═══ Data provided
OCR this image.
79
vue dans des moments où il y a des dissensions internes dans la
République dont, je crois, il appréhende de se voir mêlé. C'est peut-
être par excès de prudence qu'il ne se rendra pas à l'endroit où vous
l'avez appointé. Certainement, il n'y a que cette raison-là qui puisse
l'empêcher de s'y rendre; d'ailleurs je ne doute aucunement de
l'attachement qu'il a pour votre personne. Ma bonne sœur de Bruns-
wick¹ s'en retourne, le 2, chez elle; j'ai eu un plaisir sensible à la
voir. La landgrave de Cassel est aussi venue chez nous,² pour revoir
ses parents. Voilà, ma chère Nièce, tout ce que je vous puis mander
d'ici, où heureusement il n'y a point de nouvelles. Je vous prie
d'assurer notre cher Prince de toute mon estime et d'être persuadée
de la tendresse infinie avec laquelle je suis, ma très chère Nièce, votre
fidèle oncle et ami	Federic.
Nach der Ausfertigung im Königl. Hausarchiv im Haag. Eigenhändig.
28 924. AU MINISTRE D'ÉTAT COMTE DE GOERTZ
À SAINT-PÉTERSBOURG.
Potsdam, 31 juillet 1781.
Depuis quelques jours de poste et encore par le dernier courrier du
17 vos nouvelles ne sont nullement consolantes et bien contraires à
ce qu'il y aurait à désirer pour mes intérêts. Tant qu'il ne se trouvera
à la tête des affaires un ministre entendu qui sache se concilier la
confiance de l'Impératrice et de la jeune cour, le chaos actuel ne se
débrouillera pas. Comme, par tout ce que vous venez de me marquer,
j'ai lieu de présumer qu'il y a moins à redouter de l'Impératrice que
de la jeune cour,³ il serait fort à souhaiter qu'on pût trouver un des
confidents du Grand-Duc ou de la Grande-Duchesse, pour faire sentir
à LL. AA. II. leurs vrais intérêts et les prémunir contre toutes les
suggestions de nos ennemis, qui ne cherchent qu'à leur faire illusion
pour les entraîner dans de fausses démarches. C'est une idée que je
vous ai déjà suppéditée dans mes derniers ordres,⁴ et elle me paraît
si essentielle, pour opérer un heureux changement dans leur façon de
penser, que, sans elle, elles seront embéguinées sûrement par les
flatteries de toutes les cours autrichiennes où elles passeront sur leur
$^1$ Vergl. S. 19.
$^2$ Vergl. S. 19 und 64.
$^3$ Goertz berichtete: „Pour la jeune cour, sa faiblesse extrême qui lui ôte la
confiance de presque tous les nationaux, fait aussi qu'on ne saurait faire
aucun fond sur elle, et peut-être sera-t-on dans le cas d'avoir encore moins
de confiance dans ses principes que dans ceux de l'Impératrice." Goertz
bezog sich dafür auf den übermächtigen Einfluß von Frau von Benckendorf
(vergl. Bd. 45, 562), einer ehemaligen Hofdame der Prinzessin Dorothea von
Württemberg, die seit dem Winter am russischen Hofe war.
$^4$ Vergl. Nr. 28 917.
══════
Requirement: Please repeat all the records above exactly as they appear.

Response to the exercise:
OCR this image.
79
vue dans des moments où il y a des dissensions internes dans la
République dont, je crois, il appréhende de se voir mêlé. C'est peut-
être par excès de prudence qu'il ne se rendra pas à l'endroit où vous
l'avez appointé. Certainement, il n'y a que cette raison-là qui puisse
l'empêcher de s'y rendre; d'ailleurs je ne doute aucunement de
l'attachement qu'il a pour votre personne. Ma bonne sœur de Bruns-
wick¹ s'en retourne, le 2, chez elle; j'ai eu un plaisir sensible à la
voir. La landgrave de Cassel est aussi venue chez nous,² pour revoir
ses parents. Voilà, ma chère Nièce, tout ce que je vous puis mander
d'ici, où heureusement il n'y a point de nouvelles. Je vous prie
d'assurer notre cher Prince de toute mon estime et d'être persuadée
de la tendresse infinie avec laquelle je suis, ma très chère Nièce, votre
fidèle oncle et ami	Federic.
Nach der Ausfertigung im Königl. Hausarchiv im Haag. Eigenhändig.
28 924. AU MINISTRE D'ÉTAT COMTE DE GOERTZ
À SAINT-PÉTERSBOURG.
Potsdam, 31 juillet 1781.
Depuis quelques jours de poste et encore par le dernier courrier du
17 vos nouvelles ne sont nullement consolantes et bien contraires à
ce qu'il y aurait à désirer pour mes intérêts. Tant qu'il ne se trouvera
à la tête des affaires un ministre entendu qui sache se concilier la
confiance de l'Impératrice et de la jeune cour, le chaos actuel ne se
débrouillera pas. Comme, par tout ce que vous venez de me marquer,
j'ai lieu de présumer qu'il y a moins à redouter de l'Impératrice que
de la jeune cour,³ il serait fort à souhaiter qu'on pût trouver un des
confidents du Grand-Duc ou de la Grande-Duchesse, pour faire sentir
à LL. AA. II. leurs vrais intérêts et les prémunir contre toutes les
suggestions de nos ennemis, qui ne cherchent qu'à leur faire illusion
pour les entraîner dans de fausses démarches. C'est une idée que je
vous ai déjà suppéditée dans mes derniers ordres,⁴ et elle me paraît
si essentielle, pour opérer un heureux changement dans leur façon de
penser, que, sans elle, elles seront embéguinées sûrement par les
flatteries de toutes les cours autrichiennes où elles passeront sur leur
$^1$ Vergl. S. 19.
$^2$ Vergl. S. 19 und 64.
$^3$ Goertz berichtete: „Pour la jeune cour, sa faiblesse extrême qui lui ôte la
confiance de presque tous les nationaux, fait aussi qu'on ne saurait faire
aucun fond sur elle, et peut-être sera-t-on dans le cas d'avoir encore moins
de confiance dans ses principes que dans ceux de l'Impératrice." Goertz
bezog sich dafür auf den übermächtigen Einfluß von Frau von Benckendorf
(vergl. Bd. 45, 562), einer ehemaligen Hofdame der Prinzessin Dorothea von
Württemberg, die seit dem Winter am russischen Hofe war.
$^4$ Vergl. Nr. 28 917.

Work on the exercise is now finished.